**Given problem:**
Scan the entries below and extract each line with the word "presupuestal" in it.

**Data provided:**
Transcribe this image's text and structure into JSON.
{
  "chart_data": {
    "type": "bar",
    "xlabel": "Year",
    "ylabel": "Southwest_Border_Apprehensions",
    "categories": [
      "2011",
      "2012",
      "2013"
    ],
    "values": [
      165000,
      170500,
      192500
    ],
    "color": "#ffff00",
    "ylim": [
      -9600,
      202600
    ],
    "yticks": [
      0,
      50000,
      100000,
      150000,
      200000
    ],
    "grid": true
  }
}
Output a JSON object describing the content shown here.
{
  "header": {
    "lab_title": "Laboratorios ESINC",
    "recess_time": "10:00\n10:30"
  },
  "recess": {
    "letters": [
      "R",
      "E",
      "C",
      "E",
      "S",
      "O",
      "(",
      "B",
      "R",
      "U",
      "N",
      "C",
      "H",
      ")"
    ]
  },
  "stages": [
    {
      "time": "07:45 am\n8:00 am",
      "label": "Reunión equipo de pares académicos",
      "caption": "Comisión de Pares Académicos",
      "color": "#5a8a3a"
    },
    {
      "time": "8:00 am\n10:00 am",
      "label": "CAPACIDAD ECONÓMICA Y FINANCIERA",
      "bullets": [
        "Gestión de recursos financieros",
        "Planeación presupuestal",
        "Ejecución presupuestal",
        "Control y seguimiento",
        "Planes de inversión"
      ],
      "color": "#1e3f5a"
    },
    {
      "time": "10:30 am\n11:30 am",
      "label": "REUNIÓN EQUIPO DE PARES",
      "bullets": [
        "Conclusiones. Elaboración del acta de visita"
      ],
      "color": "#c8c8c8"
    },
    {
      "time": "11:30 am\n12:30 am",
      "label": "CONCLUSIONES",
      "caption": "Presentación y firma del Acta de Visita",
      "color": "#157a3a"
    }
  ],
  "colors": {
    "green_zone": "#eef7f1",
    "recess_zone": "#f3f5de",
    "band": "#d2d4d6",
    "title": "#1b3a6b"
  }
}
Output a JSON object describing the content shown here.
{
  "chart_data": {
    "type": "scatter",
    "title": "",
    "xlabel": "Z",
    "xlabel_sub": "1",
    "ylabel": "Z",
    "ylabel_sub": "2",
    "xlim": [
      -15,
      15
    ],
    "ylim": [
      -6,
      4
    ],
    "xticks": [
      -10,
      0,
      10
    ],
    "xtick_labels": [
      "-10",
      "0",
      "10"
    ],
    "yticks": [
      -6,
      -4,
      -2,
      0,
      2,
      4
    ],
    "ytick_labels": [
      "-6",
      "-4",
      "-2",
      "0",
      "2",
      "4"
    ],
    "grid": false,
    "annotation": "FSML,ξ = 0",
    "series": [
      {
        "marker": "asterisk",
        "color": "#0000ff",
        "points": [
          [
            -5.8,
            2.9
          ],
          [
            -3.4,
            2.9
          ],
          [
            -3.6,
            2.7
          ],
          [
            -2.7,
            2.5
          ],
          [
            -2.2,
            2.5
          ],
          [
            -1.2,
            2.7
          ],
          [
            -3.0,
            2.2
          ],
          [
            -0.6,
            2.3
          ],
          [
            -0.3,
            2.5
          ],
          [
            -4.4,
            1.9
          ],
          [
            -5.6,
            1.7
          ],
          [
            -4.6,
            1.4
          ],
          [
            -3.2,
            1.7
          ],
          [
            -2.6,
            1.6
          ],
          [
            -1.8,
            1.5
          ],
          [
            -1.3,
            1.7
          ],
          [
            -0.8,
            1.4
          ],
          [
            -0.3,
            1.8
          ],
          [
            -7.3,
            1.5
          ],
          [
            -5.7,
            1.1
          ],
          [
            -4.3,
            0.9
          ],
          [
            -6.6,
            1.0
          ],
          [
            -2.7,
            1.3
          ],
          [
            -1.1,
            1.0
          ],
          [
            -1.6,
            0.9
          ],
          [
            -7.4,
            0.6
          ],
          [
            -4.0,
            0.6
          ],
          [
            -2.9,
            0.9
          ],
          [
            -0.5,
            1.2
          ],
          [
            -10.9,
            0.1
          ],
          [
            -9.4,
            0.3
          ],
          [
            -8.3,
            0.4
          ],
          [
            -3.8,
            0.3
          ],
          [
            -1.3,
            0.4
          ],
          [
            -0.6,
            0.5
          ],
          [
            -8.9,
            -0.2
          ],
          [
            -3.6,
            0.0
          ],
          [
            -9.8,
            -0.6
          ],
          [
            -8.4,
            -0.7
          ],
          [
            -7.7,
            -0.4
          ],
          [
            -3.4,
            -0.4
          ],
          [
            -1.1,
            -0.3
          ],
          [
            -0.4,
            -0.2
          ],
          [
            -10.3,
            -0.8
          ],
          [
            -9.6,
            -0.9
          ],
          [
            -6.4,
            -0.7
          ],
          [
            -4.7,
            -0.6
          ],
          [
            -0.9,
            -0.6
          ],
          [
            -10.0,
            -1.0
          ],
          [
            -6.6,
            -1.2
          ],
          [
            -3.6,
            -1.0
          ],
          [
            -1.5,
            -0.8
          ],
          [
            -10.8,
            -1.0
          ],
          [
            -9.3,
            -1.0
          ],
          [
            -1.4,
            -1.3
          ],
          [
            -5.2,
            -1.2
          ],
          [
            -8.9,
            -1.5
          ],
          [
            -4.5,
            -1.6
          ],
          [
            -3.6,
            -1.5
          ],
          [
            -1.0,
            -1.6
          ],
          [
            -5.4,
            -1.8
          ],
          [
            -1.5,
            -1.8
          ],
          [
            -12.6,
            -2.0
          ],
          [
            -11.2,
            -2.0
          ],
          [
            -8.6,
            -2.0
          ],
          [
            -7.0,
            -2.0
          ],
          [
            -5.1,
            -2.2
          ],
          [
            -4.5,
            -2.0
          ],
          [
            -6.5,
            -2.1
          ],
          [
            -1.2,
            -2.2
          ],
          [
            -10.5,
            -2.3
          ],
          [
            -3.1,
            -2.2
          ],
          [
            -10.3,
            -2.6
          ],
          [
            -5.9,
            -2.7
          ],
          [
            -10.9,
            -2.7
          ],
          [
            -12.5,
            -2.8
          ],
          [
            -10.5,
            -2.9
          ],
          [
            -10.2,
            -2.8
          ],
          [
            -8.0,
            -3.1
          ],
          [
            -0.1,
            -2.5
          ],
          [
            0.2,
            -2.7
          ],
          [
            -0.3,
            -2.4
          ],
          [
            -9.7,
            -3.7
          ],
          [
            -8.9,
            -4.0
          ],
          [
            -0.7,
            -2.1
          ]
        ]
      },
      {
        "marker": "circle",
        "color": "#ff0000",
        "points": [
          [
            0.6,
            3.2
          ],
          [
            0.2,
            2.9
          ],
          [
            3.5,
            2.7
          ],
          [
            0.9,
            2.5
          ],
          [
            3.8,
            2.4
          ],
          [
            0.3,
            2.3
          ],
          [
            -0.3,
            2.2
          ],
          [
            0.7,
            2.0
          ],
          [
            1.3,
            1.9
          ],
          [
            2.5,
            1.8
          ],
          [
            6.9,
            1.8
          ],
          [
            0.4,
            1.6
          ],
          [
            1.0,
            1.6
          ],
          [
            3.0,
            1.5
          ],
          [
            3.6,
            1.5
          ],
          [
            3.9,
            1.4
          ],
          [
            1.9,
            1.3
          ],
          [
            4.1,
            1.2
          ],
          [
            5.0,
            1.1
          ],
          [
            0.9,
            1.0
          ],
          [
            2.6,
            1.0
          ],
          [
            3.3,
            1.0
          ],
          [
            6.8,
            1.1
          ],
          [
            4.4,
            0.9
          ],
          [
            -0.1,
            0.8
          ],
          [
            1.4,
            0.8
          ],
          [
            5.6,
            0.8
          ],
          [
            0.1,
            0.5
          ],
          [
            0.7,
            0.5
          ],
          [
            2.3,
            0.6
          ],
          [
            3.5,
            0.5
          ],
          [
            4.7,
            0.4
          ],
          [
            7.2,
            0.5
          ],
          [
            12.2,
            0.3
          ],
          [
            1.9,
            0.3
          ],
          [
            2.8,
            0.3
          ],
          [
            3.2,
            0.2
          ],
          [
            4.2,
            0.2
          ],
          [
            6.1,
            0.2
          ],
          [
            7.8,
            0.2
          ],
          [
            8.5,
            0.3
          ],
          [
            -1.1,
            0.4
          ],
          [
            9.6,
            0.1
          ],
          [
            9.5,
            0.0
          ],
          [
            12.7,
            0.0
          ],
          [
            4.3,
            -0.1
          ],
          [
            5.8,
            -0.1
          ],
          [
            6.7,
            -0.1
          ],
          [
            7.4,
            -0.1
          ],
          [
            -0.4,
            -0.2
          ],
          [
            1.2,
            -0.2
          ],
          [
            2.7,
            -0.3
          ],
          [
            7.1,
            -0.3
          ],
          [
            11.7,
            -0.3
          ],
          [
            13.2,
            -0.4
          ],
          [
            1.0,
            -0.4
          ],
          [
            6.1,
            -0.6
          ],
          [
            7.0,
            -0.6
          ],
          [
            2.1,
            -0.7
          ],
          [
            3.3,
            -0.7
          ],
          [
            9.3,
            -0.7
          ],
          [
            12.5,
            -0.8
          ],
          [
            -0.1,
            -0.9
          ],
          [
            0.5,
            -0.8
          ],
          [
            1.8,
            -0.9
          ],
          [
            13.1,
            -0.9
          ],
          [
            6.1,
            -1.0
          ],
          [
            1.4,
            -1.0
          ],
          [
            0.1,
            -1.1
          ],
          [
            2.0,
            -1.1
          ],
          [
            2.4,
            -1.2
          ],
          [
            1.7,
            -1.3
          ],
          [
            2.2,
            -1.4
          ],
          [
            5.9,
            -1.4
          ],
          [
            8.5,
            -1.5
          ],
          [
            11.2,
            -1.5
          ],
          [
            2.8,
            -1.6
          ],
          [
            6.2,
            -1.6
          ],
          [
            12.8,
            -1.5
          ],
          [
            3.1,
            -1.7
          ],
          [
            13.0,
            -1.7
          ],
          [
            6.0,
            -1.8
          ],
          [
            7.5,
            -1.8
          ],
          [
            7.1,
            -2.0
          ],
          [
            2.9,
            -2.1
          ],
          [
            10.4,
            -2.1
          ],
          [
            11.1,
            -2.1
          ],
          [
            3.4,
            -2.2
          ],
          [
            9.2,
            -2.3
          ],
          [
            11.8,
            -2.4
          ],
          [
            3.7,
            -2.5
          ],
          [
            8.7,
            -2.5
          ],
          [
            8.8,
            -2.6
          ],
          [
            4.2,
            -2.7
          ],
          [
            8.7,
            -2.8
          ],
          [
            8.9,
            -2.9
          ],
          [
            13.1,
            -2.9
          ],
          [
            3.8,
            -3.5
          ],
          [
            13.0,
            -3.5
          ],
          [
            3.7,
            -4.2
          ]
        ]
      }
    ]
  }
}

**Reply:**
        "Planeación presupuestal",
        "Ejecución presupuestal",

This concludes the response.